WHAT YOU WILL DO. Count every line below in which "Width" occurs, then give only the count.

SUPPLIED DATA.
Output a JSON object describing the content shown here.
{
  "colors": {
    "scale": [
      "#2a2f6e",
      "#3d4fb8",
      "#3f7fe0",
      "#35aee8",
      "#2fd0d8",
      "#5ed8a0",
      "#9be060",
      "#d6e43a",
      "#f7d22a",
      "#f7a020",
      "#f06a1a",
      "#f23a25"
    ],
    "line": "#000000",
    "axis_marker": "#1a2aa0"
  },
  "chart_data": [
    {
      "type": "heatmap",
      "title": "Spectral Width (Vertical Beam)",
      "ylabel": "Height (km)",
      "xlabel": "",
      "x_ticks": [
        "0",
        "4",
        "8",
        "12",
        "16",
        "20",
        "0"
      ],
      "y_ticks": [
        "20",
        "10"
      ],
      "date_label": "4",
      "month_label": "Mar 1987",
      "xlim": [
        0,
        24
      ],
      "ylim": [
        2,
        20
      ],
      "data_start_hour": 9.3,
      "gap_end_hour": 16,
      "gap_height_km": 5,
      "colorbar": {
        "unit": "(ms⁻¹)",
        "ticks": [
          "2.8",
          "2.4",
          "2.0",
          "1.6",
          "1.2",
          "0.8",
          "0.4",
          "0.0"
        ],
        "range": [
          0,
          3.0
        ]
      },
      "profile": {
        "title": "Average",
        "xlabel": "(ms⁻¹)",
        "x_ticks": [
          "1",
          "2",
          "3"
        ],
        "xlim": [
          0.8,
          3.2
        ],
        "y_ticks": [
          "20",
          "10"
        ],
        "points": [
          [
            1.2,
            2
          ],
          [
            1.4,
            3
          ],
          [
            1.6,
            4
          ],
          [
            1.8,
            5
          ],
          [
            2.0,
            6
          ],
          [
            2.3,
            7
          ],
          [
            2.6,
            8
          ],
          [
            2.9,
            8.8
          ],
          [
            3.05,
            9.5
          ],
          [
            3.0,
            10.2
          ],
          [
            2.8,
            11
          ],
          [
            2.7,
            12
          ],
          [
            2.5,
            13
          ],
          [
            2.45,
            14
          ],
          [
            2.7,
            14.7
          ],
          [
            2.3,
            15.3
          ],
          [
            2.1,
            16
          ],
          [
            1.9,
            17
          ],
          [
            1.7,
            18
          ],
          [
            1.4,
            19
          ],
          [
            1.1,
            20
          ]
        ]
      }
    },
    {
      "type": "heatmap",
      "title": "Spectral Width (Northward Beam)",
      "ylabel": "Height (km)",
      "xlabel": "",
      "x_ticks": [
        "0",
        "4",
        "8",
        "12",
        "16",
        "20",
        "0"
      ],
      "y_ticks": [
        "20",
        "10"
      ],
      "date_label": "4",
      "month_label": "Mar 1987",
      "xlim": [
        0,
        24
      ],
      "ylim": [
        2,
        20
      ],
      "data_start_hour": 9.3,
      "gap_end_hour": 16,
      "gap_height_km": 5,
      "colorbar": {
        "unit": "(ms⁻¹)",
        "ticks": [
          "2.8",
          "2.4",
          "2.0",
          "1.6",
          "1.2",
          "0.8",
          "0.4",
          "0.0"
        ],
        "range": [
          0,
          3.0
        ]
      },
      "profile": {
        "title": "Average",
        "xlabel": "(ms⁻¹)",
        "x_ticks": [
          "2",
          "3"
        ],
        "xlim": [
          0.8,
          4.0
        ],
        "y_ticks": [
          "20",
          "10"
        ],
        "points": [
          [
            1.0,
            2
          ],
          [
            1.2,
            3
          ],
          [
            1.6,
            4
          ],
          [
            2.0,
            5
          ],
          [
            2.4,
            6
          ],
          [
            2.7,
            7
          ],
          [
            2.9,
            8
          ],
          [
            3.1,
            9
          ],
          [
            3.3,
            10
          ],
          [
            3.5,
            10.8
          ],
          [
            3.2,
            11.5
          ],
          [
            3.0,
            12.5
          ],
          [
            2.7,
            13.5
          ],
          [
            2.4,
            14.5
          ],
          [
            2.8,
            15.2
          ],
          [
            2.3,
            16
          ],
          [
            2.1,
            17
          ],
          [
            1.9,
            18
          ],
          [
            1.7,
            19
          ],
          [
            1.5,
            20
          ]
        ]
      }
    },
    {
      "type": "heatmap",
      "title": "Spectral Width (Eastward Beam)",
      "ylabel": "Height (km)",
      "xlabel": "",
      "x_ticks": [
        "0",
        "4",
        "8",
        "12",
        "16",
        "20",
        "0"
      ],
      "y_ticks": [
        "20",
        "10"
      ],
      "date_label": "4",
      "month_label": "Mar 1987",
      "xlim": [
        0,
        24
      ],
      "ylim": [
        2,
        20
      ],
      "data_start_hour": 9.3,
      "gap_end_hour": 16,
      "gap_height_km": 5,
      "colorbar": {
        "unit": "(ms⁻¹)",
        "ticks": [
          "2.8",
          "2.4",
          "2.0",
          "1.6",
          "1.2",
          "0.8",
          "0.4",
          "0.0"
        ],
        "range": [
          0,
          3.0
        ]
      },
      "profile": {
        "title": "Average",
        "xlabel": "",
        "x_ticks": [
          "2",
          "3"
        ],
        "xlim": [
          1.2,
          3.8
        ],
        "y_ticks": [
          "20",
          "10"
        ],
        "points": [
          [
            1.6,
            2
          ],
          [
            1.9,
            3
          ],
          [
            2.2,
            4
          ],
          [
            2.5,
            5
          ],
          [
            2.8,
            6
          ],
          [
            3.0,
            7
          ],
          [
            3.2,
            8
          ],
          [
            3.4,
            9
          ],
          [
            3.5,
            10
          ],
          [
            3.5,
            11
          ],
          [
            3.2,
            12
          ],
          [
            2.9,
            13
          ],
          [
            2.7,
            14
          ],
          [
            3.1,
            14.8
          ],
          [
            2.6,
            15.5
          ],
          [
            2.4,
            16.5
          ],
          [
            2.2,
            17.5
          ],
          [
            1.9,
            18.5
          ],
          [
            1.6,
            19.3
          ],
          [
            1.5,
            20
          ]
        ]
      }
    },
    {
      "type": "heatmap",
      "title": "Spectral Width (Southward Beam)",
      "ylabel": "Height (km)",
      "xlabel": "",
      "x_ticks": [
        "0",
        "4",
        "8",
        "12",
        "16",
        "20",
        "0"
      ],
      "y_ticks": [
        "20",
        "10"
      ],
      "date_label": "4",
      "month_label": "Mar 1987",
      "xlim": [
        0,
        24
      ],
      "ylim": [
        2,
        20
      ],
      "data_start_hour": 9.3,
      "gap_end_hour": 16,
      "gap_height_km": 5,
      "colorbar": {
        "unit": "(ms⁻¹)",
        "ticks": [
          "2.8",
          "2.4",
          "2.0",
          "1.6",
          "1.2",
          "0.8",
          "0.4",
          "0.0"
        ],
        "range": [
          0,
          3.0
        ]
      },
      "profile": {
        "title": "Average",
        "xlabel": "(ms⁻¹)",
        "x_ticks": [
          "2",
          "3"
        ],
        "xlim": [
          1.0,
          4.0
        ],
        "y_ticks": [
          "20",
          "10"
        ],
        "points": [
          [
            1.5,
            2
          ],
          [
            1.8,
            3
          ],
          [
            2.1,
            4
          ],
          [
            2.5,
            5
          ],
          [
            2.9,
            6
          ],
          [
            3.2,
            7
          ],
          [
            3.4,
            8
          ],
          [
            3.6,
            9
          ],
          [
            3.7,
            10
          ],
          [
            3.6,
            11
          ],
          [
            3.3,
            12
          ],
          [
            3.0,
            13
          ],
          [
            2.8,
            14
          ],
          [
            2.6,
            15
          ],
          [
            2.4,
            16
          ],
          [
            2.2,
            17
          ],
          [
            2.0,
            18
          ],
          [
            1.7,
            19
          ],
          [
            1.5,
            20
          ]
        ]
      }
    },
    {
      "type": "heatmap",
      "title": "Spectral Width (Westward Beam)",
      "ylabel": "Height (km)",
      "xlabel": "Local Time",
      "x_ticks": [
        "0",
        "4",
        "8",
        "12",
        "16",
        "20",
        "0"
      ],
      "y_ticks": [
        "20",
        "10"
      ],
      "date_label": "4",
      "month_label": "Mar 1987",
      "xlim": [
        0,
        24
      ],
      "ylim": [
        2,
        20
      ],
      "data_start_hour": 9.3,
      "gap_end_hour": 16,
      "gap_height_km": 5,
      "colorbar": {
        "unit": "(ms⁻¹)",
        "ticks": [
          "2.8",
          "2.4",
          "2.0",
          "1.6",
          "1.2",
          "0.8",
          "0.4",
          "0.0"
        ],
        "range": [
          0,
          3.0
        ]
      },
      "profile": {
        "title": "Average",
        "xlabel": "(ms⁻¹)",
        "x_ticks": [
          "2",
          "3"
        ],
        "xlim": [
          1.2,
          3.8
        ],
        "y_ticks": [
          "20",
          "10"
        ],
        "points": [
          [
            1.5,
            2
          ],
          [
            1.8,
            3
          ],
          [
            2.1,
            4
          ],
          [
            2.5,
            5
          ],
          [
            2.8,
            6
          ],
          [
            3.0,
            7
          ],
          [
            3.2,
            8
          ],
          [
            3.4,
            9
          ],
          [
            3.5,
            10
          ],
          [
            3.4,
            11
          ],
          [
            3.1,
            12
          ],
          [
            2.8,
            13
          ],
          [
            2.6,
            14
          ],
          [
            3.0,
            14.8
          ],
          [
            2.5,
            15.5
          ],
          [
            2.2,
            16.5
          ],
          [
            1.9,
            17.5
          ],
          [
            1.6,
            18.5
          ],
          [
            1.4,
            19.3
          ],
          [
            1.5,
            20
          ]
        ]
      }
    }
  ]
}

SOLUTION TO THE EXERCISE. 5